_EXERCISE DESCRIPTION_
Transcribe the entries below with complete accuracy, excluding the pictures.

-- -- --

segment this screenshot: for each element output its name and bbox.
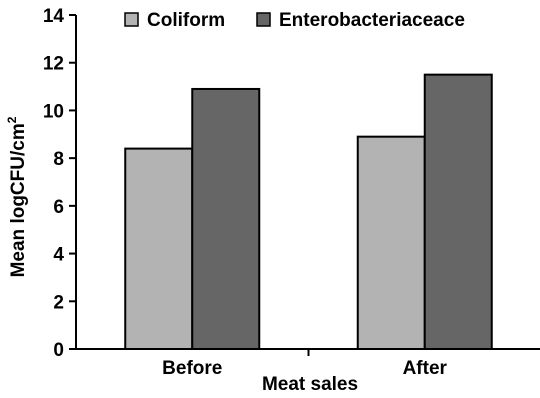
x-category-label: After — [403, 358, 448, 379]
y-tick-label: 10 — [43, 101, 64, 122]
legend: Coliform Enterobacteriaceace — [124, 10, 465, 31]
bar-enterobacteriaceace-before — [191, 87, 261, 350]
x-category-label: Before — [162, 358, 222, 379]
bar-enterobacteriaceace-after — [423, 73, 493, 351]
y-ticks: 0 2 4 6 8 10 12 14 — [43, 6, 76, 361]
legend-label: Coliform — [147, 10, 225, 31]
y-tick-label: 12 — [43, 54, 64, 75]
bar-coliform-before — [124, 147, 194, 350]
y-tick-label: 8 — [53, 149, 64, 170]
legend-swatch — [124, 12, 139, 27]
y-tick-label: 4 — [53, 245, 64, 266]
y-axis-title-superscript: 2 — [5, 116, 19, 123]
x-axis-title: Meat sales — [262, 374, 358, 395]
bar-coliform-after — [356, 135, 426, 350]
y-tick-label: 14 — [43, 6, 65, 27]
y-axis-title: Mean logCFU/cm2 — [5, 116, 29, 277]
y-tick-label: 0 — [53, 340, 64, 361]
legend-label: Enterobacteriaceace — [279, 10, 465, 31]
y-tick-label: 2 — [53, 292, 64, 313]
y-tick-label: 6 — [53, 197, 64, 218]
x-ticks: Before After — [162, 349, 448, 379]
bars-layer — [124, 73, 493, 351]
legend-swatch — [256, 12, 271, 27]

-- -- --

_WORKED SOLUTION_
segment this screenshot: for each element output its name and bbox.
x-category-label: After — [403, 358, 448, 379]
y-tick-label: 10 — [43, 101, 64, 122]
legend: Coliform Enterobacteriaceace — [124, 10, 465, 31]
bar-enterobacteriaceace-before — [191, 87, 261, 350]
x-category-label: Before — [162, 358, 222, 379]
bar-enterobacteriaceace-after — [423, 73, 493, 351]
y-ticks: 0 2 4 6 8 10 12 14 — [43, 6, 76, 361]
legend-label: Coliform — [147, 10, 225, 31]
y-tick-label: 12 — [43, 54, 64, 75]
bar-coliform-before — [124, 147, 194, 350]
y-tick-label: 8 — [53, 149, 64, 170]
legend-swatch — [124, 12, 139, 27]
y-tick-label: 4 — [53, 245, 64, 266]
y-axis-title-superscript: 2 — [5, 116, 19, 123]
x-axis-title: Meat sales — [262, 374, 358, 395]
bar-coliform-after — [356, 135, 426, 350]
y-tick-label: 14 — [43, 6, 65, 27]
y-axis-title: Mean logCFU/cm2 — [5, 116, 29, 277]
y-tick-label: 0 — [53, 340, 64, 361]
legend-label: Enterobacteriaceace — [279, 10, 465, 31]
y-tick-label: 2 — [53, 292, 64, 313]
y-tick-label: 6 — [53, 197, 64, 218]
x-ticks: Before After — [162, 349, 448, 379]
bars-layer — [124, 73, 493, 351]
legend-swatch — [256, 12, 271, 27]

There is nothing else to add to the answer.